**Required work:**
Locate the lines of the listing below that hold "JSON", then copy each of them.
-- Begin Records supplied --
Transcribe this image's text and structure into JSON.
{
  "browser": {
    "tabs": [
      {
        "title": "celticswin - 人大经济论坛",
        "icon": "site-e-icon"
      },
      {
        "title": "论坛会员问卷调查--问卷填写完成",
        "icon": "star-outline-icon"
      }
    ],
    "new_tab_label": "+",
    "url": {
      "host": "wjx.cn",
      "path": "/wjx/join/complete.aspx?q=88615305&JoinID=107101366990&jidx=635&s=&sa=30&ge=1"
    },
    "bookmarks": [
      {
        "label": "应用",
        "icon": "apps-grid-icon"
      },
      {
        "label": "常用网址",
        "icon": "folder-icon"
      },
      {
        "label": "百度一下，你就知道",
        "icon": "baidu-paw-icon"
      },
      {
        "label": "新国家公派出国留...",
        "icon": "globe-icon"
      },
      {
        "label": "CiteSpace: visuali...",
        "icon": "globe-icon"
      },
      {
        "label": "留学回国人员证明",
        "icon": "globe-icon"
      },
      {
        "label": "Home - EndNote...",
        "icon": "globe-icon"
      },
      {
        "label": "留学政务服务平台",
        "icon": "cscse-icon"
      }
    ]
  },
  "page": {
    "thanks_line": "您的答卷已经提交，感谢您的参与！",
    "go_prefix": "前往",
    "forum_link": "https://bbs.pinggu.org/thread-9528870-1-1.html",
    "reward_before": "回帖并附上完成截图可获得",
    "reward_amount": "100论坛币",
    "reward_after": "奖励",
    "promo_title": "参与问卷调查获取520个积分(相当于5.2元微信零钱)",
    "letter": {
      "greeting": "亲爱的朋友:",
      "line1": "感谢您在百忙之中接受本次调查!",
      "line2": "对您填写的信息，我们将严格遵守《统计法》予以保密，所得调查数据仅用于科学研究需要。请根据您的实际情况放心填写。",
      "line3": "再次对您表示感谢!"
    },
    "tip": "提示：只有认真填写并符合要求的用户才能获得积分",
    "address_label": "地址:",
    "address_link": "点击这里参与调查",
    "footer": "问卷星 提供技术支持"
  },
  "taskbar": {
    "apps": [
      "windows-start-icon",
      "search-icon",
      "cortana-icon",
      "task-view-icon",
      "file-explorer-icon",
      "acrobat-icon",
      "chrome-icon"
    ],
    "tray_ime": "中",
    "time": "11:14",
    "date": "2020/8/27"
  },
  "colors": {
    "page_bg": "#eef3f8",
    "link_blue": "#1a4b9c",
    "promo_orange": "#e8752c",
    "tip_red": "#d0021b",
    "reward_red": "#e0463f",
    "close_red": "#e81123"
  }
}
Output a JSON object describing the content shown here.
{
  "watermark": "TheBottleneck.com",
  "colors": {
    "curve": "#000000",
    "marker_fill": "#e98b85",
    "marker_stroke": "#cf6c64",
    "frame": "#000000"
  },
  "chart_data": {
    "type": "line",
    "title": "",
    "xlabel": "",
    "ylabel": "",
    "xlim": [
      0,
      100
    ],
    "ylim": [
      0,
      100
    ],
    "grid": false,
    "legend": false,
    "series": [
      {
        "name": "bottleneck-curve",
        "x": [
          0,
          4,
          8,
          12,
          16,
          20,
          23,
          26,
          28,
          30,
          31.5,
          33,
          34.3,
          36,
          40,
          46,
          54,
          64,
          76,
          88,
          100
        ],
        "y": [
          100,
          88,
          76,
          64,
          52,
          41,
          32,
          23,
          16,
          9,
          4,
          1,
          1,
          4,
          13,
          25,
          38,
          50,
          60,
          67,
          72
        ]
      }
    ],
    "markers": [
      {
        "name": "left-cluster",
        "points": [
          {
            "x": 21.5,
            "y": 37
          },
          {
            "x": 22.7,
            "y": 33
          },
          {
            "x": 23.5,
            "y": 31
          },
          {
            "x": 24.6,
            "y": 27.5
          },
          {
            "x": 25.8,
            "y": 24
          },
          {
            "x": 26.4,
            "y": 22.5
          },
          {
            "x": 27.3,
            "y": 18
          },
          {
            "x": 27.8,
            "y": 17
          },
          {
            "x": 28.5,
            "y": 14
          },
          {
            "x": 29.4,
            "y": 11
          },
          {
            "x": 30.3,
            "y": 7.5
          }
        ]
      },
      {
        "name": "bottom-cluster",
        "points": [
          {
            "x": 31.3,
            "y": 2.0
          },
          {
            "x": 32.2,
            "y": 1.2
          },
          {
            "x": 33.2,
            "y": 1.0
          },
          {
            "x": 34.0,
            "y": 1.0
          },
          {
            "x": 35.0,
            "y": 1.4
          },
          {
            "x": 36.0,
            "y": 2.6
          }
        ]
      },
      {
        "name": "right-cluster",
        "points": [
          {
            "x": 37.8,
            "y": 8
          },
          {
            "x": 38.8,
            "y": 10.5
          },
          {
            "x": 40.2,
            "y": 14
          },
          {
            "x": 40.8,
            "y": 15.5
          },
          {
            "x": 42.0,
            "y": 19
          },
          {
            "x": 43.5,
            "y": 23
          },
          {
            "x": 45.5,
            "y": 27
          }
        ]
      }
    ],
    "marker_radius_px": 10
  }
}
-- End Records supplied --
-- Begin Records supplied --
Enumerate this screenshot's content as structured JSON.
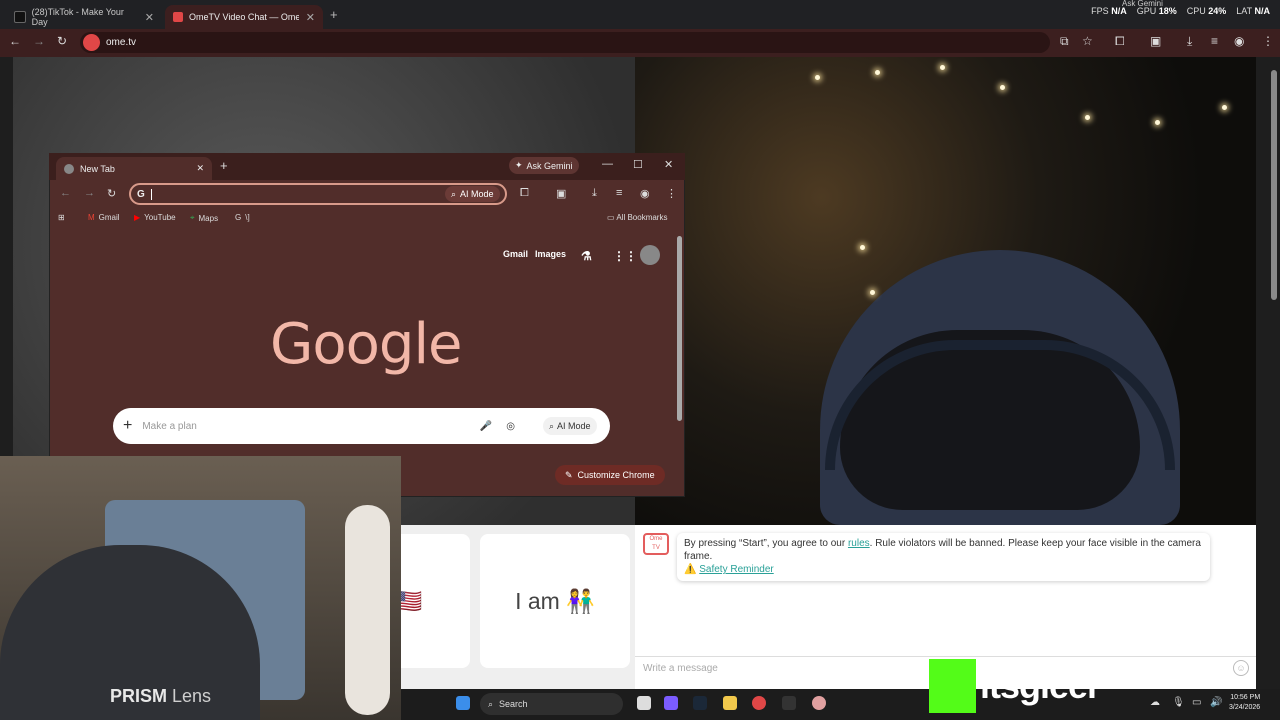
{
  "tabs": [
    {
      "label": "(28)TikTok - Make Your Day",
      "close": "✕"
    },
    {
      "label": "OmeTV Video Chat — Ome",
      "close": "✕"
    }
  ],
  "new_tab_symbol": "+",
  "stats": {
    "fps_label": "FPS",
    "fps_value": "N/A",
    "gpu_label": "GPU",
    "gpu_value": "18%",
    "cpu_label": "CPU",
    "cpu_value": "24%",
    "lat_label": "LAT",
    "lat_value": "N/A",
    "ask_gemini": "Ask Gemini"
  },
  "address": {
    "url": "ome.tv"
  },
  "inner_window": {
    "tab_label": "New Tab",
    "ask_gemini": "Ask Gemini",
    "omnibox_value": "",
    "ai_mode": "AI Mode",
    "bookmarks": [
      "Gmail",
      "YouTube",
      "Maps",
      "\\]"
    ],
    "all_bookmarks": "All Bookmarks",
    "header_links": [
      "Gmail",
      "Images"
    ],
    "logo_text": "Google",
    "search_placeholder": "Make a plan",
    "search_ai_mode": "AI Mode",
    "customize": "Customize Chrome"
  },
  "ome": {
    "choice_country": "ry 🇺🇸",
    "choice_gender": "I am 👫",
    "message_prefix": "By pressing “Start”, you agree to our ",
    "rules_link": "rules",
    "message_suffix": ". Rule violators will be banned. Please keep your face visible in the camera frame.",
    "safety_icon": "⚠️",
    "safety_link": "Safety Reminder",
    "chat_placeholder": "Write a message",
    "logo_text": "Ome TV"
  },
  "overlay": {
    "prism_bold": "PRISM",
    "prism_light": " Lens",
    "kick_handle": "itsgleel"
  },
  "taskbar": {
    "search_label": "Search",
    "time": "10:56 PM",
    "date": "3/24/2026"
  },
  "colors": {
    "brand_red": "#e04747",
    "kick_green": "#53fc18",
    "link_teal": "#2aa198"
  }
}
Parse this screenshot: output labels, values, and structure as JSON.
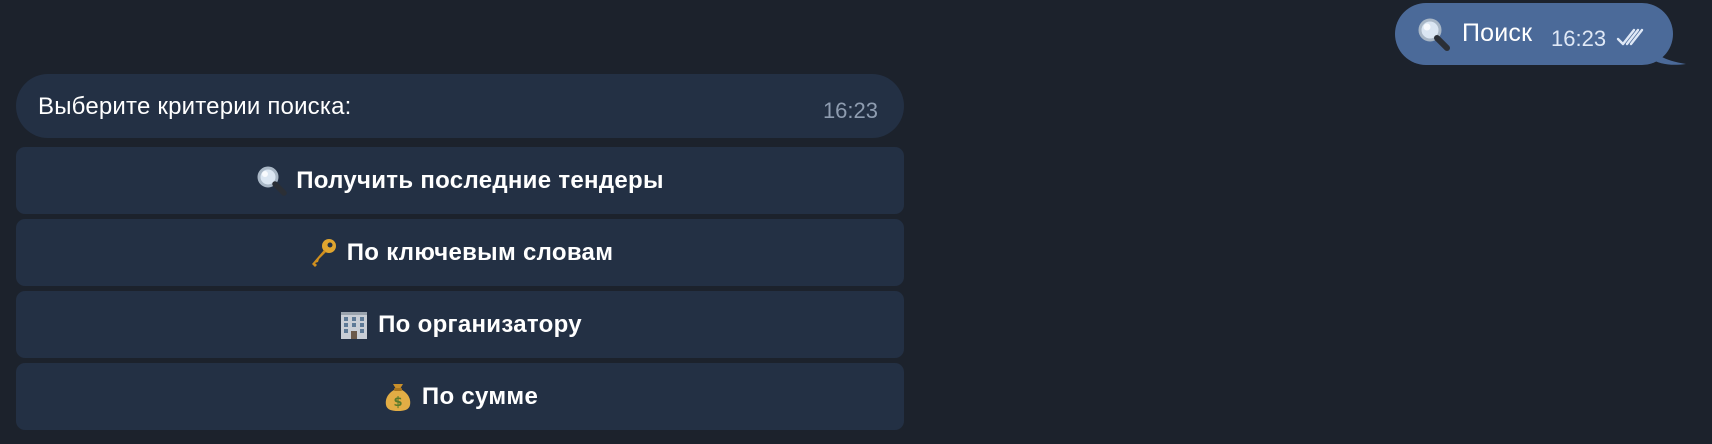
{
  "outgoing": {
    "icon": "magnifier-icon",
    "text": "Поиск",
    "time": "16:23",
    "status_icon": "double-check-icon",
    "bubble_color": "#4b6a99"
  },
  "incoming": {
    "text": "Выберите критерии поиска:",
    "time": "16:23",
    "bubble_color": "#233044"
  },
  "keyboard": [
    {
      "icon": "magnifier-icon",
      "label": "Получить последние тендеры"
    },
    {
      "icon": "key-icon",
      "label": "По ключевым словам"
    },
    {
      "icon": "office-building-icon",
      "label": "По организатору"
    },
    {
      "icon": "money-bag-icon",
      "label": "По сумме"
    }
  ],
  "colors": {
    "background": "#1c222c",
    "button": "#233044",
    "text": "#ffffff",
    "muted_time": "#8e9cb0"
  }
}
-- End Records supplied --
**Written answer:**
Transcribe this image's text and structure into JSON.
Output a JSON object describing the content shown here.
Enumerate this screenshot's content as structured JSON.
Parse this screenshot: output labels, values, and structure as JSON.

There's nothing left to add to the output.